* Start *

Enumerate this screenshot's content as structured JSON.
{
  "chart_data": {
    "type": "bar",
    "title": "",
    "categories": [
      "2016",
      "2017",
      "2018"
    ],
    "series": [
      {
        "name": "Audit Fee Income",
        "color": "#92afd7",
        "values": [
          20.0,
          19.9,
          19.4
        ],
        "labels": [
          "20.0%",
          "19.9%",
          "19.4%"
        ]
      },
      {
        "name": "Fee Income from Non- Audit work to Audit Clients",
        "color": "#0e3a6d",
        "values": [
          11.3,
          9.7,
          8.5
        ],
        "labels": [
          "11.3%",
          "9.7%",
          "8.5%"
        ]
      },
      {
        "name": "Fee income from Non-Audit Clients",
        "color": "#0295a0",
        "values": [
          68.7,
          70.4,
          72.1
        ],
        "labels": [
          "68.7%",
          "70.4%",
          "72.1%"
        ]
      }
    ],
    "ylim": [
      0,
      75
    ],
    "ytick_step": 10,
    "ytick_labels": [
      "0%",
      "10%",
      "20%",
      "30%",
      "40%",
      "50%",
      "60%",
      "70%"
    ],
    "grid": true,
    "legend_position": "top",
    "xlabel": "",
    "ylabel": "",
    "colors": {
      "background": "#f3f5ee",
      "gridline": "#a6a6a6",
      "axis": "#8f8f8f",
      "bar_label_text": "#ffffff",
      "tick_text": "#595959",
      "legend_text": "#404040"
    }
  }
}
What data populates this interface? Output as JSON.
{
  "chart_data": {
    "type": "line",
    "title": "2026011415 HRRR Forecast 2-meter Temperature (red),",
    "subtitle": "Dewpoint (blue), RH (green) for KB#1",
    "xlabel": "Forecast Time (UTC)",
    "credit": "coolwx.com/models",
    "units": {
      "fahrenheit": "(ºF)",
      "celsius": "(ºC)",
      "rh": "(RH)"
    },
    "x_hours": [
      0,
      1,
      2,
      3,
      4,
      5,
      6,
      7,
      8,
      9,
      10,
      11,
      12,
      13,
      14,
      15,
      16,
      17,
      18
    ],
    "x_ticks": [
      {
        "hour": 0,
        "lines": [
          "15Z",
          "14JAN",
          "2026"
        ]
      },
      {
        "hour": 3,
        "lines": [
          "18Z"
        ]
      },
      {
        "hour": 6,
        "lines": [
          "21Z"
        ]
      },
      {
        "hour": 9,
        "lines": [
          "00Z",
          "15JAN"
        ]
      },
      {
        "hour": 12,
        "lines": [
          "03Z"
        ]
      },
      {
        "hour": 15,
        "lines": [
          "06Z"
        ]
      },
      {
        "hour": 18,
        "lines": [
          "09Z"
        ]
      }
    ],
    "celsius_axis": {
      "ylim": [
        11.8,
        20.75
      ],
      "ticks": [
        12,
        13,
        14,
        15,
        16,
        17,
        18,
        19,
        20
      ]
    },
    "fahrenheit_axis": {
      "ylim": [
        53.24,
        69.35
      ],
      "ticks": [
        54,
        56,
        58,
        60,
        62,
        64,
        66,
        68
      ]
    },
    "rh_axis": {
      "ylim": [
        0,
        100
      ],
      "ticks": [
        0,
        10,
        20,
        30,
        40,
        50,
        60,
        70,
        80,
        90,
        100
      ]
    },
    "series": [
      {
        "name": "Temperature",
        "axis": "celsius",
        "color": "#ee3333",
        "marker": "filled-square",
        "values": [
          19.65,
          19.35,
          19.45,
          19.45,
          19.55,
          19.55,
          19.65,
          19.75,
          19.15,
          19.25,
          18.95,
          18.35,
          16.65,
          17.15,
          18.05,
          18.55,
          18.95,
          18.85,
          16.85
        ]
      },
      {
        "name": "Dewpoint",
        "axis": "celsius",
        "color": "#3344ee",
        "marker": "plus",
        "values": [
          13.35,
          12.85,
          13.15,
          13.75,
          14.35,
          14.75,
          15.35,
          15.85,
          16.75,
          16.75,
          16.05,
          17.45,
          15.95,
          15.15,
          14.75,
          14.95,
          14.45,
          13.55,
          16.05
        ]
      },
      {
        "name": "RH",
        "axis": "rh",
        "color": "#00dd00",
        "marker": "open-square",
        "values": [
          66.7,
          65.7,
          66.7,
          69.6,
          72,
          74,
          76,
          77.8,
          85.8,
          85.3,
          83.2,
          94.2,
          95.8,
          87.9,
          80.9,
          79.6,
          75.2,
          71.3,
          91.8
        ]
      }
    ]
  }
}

* End *

▶ The request:
Transcribe the material above in its entirety. Match it exactly.

▶ Result for this task:
Enumerate this screenshot's content as structured JSON.
{
  "chart_data": {
    "type": "bar",
    "title": "",
    "categories": [
      "2016",
      "2017",
      "2018"
    ],
    "series": [
      {
        "name": "Audit Fee Income",
        "color": "#92afd7",
        "values": [
          20.0,
          19.9,
          19.4
        ],
        "labels": [
          "20.0%",
          "19.9%",
          "19.4%"
        ]
      },
      {
        "name": "Fee Income from Non- Audit work to Audit Clients",
        "color": "#0e3a6d",
        "values": [
          11.3,
          9.7,
          8.5
        ],
        "labels": [
          "11.3%",
          "9.7%",
          "8.5%"
        ]
      },
      {
        "name": "Fee income from Non-Audit Clients",
        "color": "#0295a0",
        "values": [
          68.7,
          70.4,
          72.1
        ],
        "labels": [
          "68.7%",
          "70.4%",
          "72.1%"
        ]
      }
    ],
    "ylim": [
      0,
      75
    ],
    "ytick_step": 10,
    "ytick_labels": [
      "0%",
      "10%",
      "20%",
      "30%",
      "40%",
      "50%",
      "60%",
      "70%"
    ],
    "grid": true,
    "legend_position": "top",
    "xlabel": "",
    "ylabel": "",
    "colors": {
      "background": "#f3f5ee",
      "gridline": "#a6a6a6",
      "axis": "#8f8f8f",
      "bar_label_text": "#ffffff",
      "tick_text": "#595959",
      "legend_text": "#404040"
    }
  }
}
What data populates this interface? Output as JSON.
{
  "chart_data": {
    "type": "line",
    "title": "2026011415 HRRR Forecast 2-meter Temperature (red),",
    "subtitle": "Dewpoint (blue), RH (green) for KB#1",
    "xlabel": "Forecast Time (UTC)",
    "credit": "coolwx.com/models",
    "units": {
      "fahrenheit": "(ºF)",
      "celsius": "(ºC)",
      "rh": "(RH)"
    },
    "x_hours": [
      0,
      1,
      2,
      3,
      4,
      5,
      6,
      7,
      8,
      9,
      10,
      11,
      12,
      13,
      14,
      15,
      16,
      17,
      18
    ],
    "x_ticks": [
      {
        "hour": 0,
        "lines": [
          "15Z",
          "14JAN",
          "2026"
        ]
      },
      {
        "hour": 3,
        "lines": [
          "18Z"
        ]
      },
      {
        "hour": 6,
        "lines": [
          "21Z"
        ]
      },
      {
        "hour": 9,
        "lines": [
          "00Z",
          "15JAN"
        ]
      },
      {
        "hour": 12,
        "lines": [
          "03Z"
        ]
      },
      {
        "hour": 15,
        "lines": [
          "06Z"
        ]
      },
      {
        "hour": 18,
        "lines": [
          "09Z"
        ]
      }
    ],
    "celsius_axis": {
      "ylim": [
        11.8,
        20.75
      ],
      "ticks": [
        12,
        13,
        14,
        15,
        16,
        17,
        18,
        19,
        20
      ]
    },
    "fahrenheit_axis": {
      "ylim": [
        53.24,
        69.35
      ],
      "ticks": [
        54,
        56,
        58,
        60,
        62,
        64,
        66,
        68
      ]
    },
    "rh_axis": {
      "ylim": [
        0,
        100
      ],
      "ticks": [
        0,
        10,
        20,
        30,
        40,
        50,
        60,
        70,
        80,
        90,
        100
      ]
    },
    "series": [
      {
        "name": "Temperature",
        "axis": "celsius",
        "color": "#ee3333",
        "marker": "filled-square",
        "values": [
          19.65,
          19.35,
          19.45,
          19.45,
          19.55,
          19.55,
          19.65,
          19.75,
          19.15,
          19.25,
          18.95,
          18.35,
          16.65,
          17.15,
          18.05,
          18.55,
          18.95,
          18.85,
          16.85
        ]
      },
      {
        "name": "Dewpoint",
        "axis": "celsius",
        "color": "#3344ee",
        "marker": "plus",
        "values": [
          13.35,
          12.85,
          13.15,
          13.75,
          14.35,
          14.75,
          15.35,
          15.85,
          16.75,
          16.75,
          16.05,
          17.45,
          15.95,
          15.15,
          14.75,
          14.95,
          14.45,
          13.55,
          16.05
        ]
      },
      {
        "name": "RH",
        "axis": "rh",
        "color": "#00dd00",
        "marker": "open-square",
        "values": [
          66.7,
          65.7,
          66.7,
          69.6,
          72,
          74,
          76,
          77.8,
          85.8,
          85.3,
          83.2,
          94.2,
          95.8,
          87.9,
          80.9,
          79.6,
          75.2,
          71.3,
          91.8
        ]
      }
    ]
  }
}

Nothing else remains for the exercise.